[DATA RECORDS]
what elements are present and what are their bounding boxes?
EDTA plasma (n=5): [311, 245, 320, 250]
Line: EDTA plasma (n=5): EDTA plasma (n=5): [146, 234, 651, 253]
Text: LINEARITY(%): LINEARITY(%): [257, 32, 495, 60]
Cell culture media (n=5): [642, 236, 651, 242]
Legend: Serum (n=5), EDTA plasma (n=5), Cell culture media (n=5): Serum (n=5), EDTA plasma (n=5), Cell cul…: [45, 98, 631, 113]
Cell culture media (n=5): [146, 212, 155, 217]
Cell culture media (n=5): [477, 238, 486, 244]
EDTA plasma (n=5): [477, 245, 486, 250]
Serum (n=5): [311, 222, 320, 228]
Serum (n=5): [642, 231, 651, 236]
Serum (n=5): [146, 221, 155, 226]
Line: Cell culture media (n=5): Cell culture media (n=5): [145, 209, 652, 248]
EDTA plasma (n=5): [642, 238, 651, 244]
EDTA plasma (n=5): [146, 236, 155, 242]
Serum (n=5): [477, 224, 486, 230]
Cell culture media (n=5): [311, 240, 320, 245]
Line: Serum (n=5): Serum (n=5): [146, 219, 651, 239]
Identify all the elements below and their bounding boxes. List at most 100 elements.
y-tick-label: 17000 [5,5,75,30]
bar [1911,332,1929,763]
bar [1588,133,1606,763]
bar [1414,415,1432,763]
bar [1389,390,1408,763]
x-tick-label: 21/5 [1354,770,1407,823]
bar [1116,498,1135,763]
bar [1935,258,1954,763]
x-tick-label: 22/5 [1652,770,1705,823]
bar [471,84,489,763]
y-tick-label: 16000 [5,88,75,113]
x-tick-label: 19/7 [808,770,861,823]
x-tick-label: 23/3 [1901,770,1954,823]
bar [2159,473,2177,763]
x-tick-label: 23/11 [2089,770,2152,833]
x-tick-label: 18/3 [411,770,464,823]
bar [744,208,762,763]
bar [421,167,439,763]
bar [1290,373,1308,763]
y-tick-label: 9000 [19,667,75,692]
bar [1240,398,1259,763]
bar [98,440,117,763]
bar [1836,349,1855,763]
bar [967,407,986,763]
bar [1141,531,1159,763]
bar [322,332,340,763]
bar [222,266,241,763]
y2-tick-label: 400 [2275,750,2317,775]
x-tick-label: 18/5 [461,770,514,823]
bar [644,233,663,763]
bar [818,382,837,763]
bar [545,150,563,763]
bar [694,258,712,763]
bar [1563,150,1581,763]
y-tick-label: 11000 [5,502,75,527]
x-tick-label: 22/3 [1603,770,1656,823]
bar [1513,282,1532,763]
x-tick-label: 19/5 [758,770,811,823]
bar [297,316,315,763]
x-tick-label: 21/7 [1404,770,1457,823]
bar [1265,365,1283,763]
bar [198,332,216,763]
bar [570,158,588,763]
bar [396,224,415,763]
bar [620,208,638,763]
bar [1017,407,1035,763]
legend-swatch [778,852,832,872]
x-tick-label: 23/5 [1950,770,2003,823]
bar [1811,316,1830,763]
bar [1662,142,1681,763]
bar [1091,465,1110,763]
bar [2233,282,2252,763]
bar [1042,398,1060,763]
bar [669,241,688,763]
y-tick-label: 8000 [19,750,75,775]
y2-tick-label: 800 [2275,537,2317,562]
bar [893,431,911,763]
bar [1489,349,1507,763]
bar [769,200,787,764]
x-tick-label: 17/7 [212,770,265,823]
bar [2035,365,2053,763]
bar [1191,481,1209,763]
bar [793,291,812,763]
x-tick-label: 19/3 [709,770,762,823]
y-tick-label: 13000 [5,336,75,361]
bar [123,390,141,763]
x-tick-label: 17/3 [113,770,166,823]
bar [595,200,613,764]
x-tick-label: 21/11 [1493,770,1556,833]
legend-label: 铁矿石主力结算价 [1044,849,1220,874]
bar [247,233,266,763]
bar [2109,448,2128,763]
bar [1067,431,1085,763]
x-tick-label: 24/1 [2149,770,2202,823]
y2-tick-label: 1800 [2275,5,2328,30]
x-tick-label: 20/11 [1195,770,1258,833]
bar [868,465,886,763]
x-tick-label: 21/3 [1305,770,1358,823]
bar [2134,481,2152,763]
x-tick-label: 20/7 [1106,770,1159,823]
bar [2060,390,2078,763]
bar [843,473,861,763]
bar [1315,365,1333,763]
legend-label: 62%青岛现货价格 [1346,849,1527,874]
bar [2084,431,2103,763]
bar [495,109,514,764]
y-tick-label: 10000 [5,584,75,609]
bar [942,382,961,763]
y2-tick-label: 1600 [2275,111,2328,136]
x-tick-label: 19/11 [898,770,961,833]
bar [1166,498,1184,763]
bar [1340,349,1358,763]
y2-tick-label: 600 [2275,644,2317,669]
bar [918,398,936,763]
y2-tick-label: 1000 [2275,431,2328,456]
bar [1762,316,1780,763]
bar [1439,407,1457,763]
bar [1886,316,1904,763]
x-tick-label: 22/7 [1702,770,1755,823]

[DESCRIPTION OF THE TASK]
Format every line of the listing above as a JSON list of strings, one string per line, and leave out any blank lines.

[EXERCISE OUTPUT]
[
  "what elements are present and what are their bounding boxes?",
  "EDTA plasma (n=5): [311, 245, 320, 250]",
  "Line: EDTA plasma (n=5): EDTA plasma (n=5): [146, 234, 651, 253]",
  "Text: LINEARITY(%): LINEARITY(%): [257, 32, 495, 60]",
  "Cell culture media (n=5): [642, 236, 651, 242]",
  "Legend: Serum (n=5), EDTA plasma (n=5), Cell culture media (n=5): Serum (n=5), EDTA plasma (n=5), Cell cul…: [45, 98, 631, 113]",
  "Cell culture media (n=5): [146, 212, 155, 217]",
  "Cell culture media (n=5): [477, 238, 486, 244]",
  "EDTA plasma (n=5): [477, 245, 486, 250]",
  "Serum (n=5): [311, 222, 320, 228]",
  "Serum (n=5): [642, 231, 651, 236]",
  "Serum (n=5): [146, 221, 155, 226]",
  "Line: Cell culture media (n=5): Cell culture media (n=5): [145, 209, 652, 248]",
  "EDTA plasma (n=5): [642, 238, 651, 244]",
  "EDTA plasma (n=5): [146, 236, 155, 242]",
  "Serum (n=5): [477, 224, 486, 230]",
  "Cell culture media (n=5): [311, 240, 320, 245]",
  "Line: Serum (n=5): Serum (n=5): [146, 219, 651, 239]",
  "Identify all the elements below and their bounding boxes. List at most 100 elements.",
  "y-tick-label: 17000 [5,5,75,30]",
  "bar [1911,332,1929,763]",
  "bar [1588,133,1606,763]",
  "bar [1414,415,1432,763]",
  "bar [1389,390,1408,763]",
  "x-tick-label: 21/5 [1354,770,1407,823]",
  "bar [1116,498,1135,763]",
  "bar [1935,258,1954,763]",
  "x-tick-label: 22/5 [1652,770,1705,823]",
  "bar [471,84,489,763]",
  "y-tick-label: 16000 [5,88,75,113]",
  "x-tick-label: 19/7 [808,770,861,823]",
  "x-tick-label: 23/3 [1901,770,1954,823]",
  "bar [2159,473,2177,763]",
  "x-tick-label: 23/11 [2089,770,2152,833]",
  "x-tick-label: 18/3 [411,770,464,823]",
  "bar [744,208,762,763]",
  "bar [421,167,439,763]",
  "bar [1290,373,1308,763]",
  "y-tick-label: 9000 [19,667,75,692]",
  "bar [1240,398,1259,763]",
  "bar [98,440,117,763]",
  "bar [1836,349,1855,763]",
  "bar [967,407,986,763]",
  "bar [1141,531,1159,763]",
  "bar [322,332,340,763]",
  "bar [222,266,241,763]",
  "y2-tick-label: 400 [2275,750,2317,775]",
  "x-tick-label: 18/5 [461,770,514,823]",
  "bar [644,233,663,763]",
  "bar [818,382,837,763]",
  "bar [545,150,563,763]",
  "bar [694,258,712,763]",
  "bar [1563,150,1581,763]",
  "y-tick-label: 11000 [5,502,75,527]",
  "x-tick-label: 22/3 [1603,770,1656,823]",
  "bar [1513,282,1532,763]",
  "x-tick-label: 19/5 [758,770,811,823]",
  "bar [297,316,315,763]",
  "x-tick-label: 21/7 [1404,770,1457,823]",
  "bar [1265,365,1283,763]",
  "bar [198,332,216,763]",
  "bar [570,158,588,763]",
  "bar [396,224,415,763]",
  "bar [620,208,638,763]",
  "bar [1017,407,1035,763]",
  "legend-swatch [778,852,832,872]",
  "x-tick-label: 23/5 [1950,770,2003,823]",
  "bar [1811,316,1830,763]",
  "bar [1662,142,1681,763]",
  "bar [1091,465,1110,763]",
  "bar [2233,282,2252,763]",
  "bar [1042,398,1060,763]",
  "bar [669,241,688,763]",
  "y-tick-label: 8000 [19,750,75,775]",
  "y2-tick-label: 800 [2275,537,2317,562]",
  "bar [893,431,911,763]",
  "bar [1489,349,1507,763]",
  "bar [769,200,787,764]",
  "x-tick-label: 17/7 [212,770,265,823]",
  "bar [2035,365,2053,763]",
  "bar [1191,481,1209,763]",
  "bar [793,291,812,763]",
  "x-tick-label: 19/3 [709,770,762,823]",
  "y-tick-label: 13000 [5,336,75,361]",
  "bar [123,390,141,763]",
  "x-tick-label: 17/3 [113,770,166,823]",
  "bar [595,200,613,764]",
  "x-tick-label: 21/11 [1493,770,1556,833]",
  "legend-label: 铁矿石主力结算价 [1044,849,1220,874]",
  "bar [247,233,266,763]",
  "bar [2109,448,2128,763]",
  "bar [1067,431,1085,763]",
  "x-tick-label: 24/1 [2149,770,2202,823]",
  "y2-tick-label: 1800 [2275,5,2328,30]",
  "x-tick-label: 20/11 [1195,770,1258,833]",
  "bar [868,465,886,763]",
  "x-tick-label: 21/3 [1305,770,1358,823]",
  "bar [2134,481,2152,763]",
  "x-tick-label: 20/7 [1106,770,1159,823]",
  "bar [2060,390,2078,763]",
  "bar [843,473,861,763]",
  "bar [1315,365,1333,763]",
  "legend-label: 62%青岛现货价格 [1346,849,1527,874]",
  "bar [2084,431,2103,763]",
  "bar [495,109,514,764]",
  "y-tick-label: 10000 [5,584,75,609]",
  "bar [942,382,961,763]",
  "y2-tick-label: 1600 [2275,111,2328,136]",
  "x-tick-label: 19/11 [898,770,961,833]",
  "bar [1166,498,1184,763]",
  "bar [1340,349,1358,763]",
  "y2-tick-label: 600 [2275,644,2317,669]",
  "bar [918,398,936,763]",
  "y2-tick-label: 1000 [2275,431,2328,456]",
  "bar [1762,316,1780,763]",
  "bar [1439,407,1457,763]",
  "bar [1886,316,1904,763]",
  "x-tick-label: 22/7 [1702,770,1755,823]"
]